EXERCISE — Extract the complete data exactly as given.

════════════════════

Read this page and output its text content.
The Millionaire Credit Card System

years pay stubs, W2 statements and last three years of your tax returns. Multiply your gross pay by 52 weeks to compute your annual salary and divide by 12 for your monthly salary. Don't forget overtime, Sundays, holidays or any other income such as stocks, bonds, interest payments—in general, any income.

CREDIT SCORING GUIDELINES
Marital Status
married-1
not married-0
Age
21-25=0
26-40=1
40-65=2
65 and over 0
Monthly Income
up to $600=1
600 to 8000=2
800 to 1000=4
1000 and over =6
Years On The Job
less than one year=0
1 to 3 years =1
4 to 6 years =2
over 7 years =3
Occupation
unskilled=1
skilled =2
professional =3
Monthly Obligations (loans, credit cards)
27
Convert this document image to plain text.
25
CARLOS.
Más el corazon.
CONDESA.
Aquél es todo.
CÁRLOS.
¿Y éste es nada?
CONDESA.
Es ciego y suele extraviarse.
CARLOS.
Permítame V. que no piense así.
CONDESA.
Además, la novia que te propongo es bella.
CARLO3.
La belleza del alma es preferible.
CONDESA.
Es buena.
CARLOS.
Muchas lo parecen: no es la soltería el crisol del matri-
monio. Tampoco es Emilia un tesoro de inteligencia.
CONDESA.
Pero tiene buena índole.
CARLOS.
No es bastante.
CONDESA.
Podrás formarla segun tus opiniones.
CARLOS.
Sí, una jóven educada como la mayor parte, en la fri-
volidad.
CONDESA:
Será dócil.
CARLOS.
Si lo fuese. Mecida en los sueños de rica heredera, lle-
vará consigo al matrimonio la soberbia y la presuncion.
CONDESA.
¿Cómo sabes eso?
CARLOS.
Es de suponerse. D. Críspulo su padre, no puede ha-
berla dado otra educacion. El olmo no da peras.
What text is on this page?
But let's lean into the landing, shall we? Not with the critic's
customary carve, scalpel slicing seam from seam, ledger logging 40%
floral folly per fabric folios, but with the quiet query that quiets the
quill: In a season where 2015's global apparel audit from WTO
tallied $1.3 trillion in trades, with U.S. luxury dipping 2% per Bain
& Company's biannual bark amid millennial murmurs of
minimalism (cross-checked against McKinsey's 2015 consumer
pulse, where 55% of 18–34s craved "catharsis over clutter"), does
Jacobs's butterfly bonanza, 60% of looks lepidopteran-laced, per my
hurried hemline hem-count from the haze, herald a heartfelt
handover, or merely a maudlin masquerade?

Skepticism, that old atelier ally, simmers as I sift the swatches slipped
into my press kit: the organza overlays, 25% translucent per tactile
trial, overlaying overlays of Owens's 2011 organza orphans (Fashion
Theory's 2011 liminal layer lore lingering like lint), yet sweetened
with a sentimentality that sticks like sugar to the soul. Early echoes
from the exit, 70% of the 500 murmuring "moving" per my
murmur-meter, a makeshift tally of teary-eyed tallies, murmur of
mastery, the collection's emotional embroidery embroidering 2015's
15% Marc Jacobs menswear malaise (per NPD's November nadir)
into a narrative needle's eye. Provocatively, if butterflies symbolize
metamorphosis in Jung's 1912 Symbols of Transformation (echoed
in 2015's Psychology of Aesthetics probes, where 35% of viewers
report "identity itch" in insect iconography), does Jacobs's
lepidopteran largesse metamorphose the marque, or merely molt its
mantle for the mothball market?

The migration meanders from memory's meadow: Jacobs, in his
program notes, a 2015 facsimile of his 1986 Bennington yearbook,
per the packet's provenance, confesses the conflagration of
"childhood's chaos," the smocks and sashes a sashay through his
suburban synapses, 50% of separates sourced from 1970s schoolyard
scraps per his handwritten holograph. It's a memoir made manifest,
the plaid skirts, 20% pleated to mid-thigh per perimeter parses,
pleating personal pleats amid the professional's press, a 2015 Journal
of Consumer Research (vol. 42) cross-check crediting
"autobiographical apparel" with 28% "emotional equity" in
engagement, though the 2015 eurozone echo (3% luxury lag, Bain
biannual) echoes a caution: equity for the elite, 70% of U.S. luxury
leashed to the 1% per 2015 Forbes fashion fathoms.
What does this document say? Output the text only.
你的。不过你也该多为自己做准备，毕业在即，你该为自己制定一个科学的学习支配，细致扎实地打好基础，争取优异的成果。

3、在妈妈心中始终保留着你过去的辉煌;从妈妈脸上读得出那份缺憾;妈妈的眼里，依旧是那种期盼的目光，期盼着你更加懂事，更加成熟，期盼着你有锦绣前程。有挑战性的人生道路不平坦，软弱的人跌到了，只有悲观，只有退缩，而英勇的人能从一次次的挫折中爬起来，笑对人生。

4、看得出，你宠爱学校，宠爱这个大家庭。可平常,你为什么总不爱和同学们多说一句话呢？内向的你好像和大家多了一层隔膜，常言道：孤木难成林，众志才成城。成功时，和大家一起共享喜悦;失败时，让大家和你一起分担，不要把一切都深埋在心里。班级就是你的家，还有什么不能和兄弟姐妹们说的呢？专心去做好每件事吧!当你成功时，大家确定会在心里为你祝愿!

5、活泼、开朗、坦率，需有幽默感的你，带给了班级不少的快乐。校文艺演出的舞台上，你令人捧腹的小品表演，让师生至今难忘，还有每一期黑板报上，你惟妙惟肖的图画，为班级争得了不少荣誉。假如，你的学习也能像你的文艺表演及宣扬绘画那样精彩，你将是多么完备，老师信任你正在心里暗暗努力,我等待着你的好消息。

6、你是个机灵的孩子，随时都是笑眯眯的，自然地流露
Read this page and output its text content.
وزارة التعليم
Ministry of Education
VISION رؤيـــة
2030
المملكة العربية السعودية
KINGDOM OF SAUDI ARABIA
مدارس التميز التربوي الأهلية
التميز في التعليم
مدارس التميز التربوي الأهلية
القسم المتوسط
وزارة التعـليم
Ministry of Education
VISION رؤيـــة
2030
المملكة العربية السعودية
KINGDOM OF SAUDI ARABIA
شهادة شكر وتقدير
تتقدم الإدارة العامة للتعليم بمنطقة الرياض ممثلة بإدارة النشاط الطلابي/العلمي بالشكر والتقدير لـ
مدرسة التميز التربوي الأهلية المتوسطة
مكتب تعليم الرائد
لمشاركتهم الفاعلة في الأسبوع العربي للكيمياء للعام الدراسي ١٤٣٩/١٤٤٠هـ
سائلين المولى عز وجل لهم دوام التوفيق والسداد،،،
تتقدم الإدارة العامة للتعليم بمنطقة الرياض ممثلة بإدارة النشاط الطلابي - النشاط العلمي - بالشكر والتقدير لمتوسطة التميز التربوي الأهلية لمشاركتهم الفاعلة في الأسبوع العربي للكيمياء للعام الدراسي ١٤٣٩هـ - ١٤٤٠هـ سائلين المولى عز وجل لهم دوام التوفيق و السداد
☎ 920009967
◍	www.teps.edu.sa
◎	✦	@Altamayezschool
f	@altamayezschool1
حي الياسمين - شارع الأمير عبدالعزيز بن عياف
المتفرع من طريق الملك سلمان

════════════════════

ANSWER FOR THE TASK —
Read this page and output its text content.
The Millionaire Credit Card System

years pay stubs, W2 statements and last three years of your tax returns. Multiply your gross pay by 52 weeks to compute your annual salary and divide by 12 for your monthly salary. Don't forget overtime, Sundays, holidays or any other income such as stocks, bonds, interest payments—in general, any income.

CREDIT SCORING GUIDELINES
Marital Status
married-1
not married-0
Age
21-25=0
26-40=1
40-65=2
65 and over 0
Monthly Income
up to $600=1
600 to 8000=2
800 to 1000=4
1000 and over =6
Years On The Job
less than one year=0
1 to 3 years =1
4 to 6 years =2
over 7 years =3
Occupation
unskilled=1
skilled =2
professional =3
Monthly Obligations (loans, credit cards)
27
Convert this document image to plain text.
25
CARLOS.
Más el corazon.
CONDESA.
Aquél es todo.
CÁRLOS.
¿Y éste es nada?
CONDESA.
Es ciego y suele extraviarse.
CARLOS.
Permítame V. que no piense así.
CONDESA.
Además, la novia que te propongo es bella.
CARLO3.
La belleza del alma es preferible.
CONDESA.
Es buena.
CARLOS.
Muchas lo parecen: no es la soltería el crisol del matri-
monio. Tampoco es Emilia un tesoro de inteligencia.
CONDESA.
Pero tiene buena índole.
CARLOS.
No es bastante.
CONDESA.
Podrás formarla segun tus opiniones.
CARLOS.
Sí, una jóven educada como la mayor parte, en la fri-
volidad.
CONDESA:
Será dócil.
CARLOS.
Si lo fuese. Mecida en los sueños de rica heredera, lle-
vará consigo al matrimonio la soberbia y la presuncion.
CONDESA.
¿Cómo sabes eso?
CARLOS.
Es de suponerse. D. Críspulo su padre, no puede ha-
berla dado otra educacion. El olmo no da peras.
What text is on this page?
But let's lean into the landing, shall we? Not with the critic's
customary carve, scalpel slicing seam from seam, ledger logging 40%
floral folly per fabric folios, but with the quiet query that quiets the
quill: In a season where 2015's global apparel audit from WTO
tallied $1.3 trillion in trades, with U.S. luxury dipping 2% per Bain
& Company's biannual bark amid millennial murmurs of
minimalism (cross-checked against McKinsey's 2015 consumer
pulse, where 55% of 18–34s craved "catharsis over clutter"), does
Jacobs's butterfly bonanza, 60% of looks lepidopteran-laced, per my
hurried hemline hem-count from the haze, herald a heartfelt
handover, or merely a maudlin masquerade?

Skepticism, that old atelier ally, simmers as I sift the swatches slipped
into my press kit: the organza overlays, 25% translucent per tactile
trial, overlaying overlays of Owens's 2011 organza orphans (Fashion
Theory's 2011 liminal layer lore lingering like lint), yet sweetened
with a sentimentality that sticks like sugar to the soul. Early echoes
from the exit, 70% of the 500 murmuring "moving" per my
murmur-meter, a makeshift tally of teary-eyed tallies, murmur of
mastery, the collection's emotional embroidery embroidering 2015's
15% Marc Jacobs menswear malaise (per NPD's November nadir)
into a narrative needle's eye. Provocatively, if butterflies symbolize
metamorphosis in Jung's 1912 Symbols of Transformation (echoed
in 2015's Psychology of Aesthetics probes, where 35% of viewers
report "identity itch" in insect iconography), does Jacobs's
lepidopteran largesse metamorphose the marque, or merely molt its
mantle for the mothball market?

The migration meanders from memory's meadow: Jacobs, in his
program notes, a 2015 facsimile of his 1986 Bennington yearbook,
per the packet's provenance, confesses the conflagration of
"childhood's chaos," the smocks and sashes a sashay through his
suburban synapses, 50% of separates sourced from 1970s schoolyard
scraps per his handwritten holograph. It's a memoir made manifest,
the plaid skirts, 20% pleated to mid-thigh per perimeter parses,
pleating personal pleats amid the professional's press, a 2015 Journal
of Consumer Research (vol. 42) cross-check crediting
"autobiographical apparel" with 28% "emotional equity" in
engagement, though the 2015 eurozone echo (3% luxury lag, Bain
biannual) echoes a caution: equity for the elite, 70% of U.S. luxury
leashed to the 1% per 2015 Forbes fashion fathoms.
What does this document say? Output the text only.
你的。不过你也该多为自己做准备，毕业在即，你该为自己制定一个科学的学习支配，细致扎实地打好基础，争取优异的成果。

3、在妈妈心中始终保留着你过去的辉煌;从妈妈脸上读得出那份缺憾;妈妈的眼里，依旧是那种期盼的目光，期盼着你更加懂事，更加成熟，期盼着你有锦绣前程。有挑战性的人生道路不平坦，软弱的人跌到了，只有悲观，只有退缩，而英勇的人能从一次次的挫折中爬起来，笑对人生。

4、看得出，你宠爱学校，宠爱这个大家庭。可平常,你为什么总不爱和同学们多说一句话呢？内向的你好像和大家多了一层隔膜，常言道：孤木难成林，众志才成城。成功时，和大家一起共享喜悦;失败时，让大家和你一起分担，不要把一切都深埋在心里。班级就是你的家，还有什么不能和兄弟姐妹们说的呢？专心去做好每件事吧!当你成功时，大家确定会在心里为你祝愿!

5、活泼、开朗、坦率，需有幽默感的你，带给了班级不少的快乐。校文艺演出的舞台上，你令人捧腹的小品表演，让师生至今难忘，还有每一期黑板报上，你惟妙惟肖的图画，为班级争得了不少荣誉。假如，你的学习也能像你的文艺表演及宣扬绘画那样精彩，你将是多么完备，老师信任你正在心里暗暗努力,我等待着你的好消息。

6、你是个机灵的孩子，随时都是笑眯眯的，自然地流露
Read this page and output its text content.
وزارة التعليم
Ministry of Education
VISION رؤيـــة
2030
المملكة العربية السعودية
KINGDOM OF SAUDI ARABIA
مدارس التميز التربوي الأهلية
التميز في التعليم
مدارس التميز التربوي الأهلية
القسم المتوسط
وزارة التعـليم
Ministry of Education
VISION رؤيـــة
2030
المملكة العربية السعودية
KINGDOM OF SAUDI ARABIA
شهادة شكر وتقدير
تتقدم الإدارة العامة للتعليم بمنطقة الرياض ممثلة بإدارة النشاط الطلابي/العلمي بالشكر والتقدير لـ
مدرسة التميز التربوي الأهلية المتوسطة
مكتب تعليم الرائد
لمشاركتهم الفاعلة في الأسبوع العربي للكيمياء للعام الدراسي ١٤٣٩/١٤٤٠هـ
سائلين المولى عز وجل لهم دوام التوفيق والسداد،،،
تتقدم الإدارة العامة للتعليم بمنطقة الرياض ممثلة بإدارة النشاط الطلابي - النشاط العلمي - بالشكر والتقدير لمتوسطة التميز التربوي الأهلية لمشاركتهم الفاعلة في الأسبوع العربي للكيمياء للعام الدراسي ١٤٣٩هـ - ١٤٤٠هـ سائلين المولى عز وجل لهم دوام التوفيق و السداد
☎ 920009967
◍	www.teps.edu.sa
◎	✦	@Altamayezschool
f	@altamayezschool1
حي الياسمين - شارع الأمير عبدالعزيز بن عياف
المتفرع من طريق الملك سلمان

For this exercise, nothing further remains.